## REQUIREMENT
Print all of the data exactly as written.

## RECORDS FOR THE TASK
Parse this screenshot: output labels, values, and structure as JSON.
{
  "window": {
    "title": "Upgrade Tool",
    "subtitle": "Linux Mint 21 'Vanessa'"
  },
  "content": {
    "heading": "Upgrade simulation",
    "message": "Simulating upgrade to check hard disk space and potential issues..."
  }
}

## FINAL ANSWER
Parse this screenshot: output labels, values, and structure as JSON.
{
  "window": {
    "title": "Upgrade Tool",
    "subtitle": "Linux Mint 21 'Vanessa'"
  },
  "content": {
    "heading": "Upgrade simulation",
    "message": "Simulating upgrade to check hard disk space and potential issues..."
  }
}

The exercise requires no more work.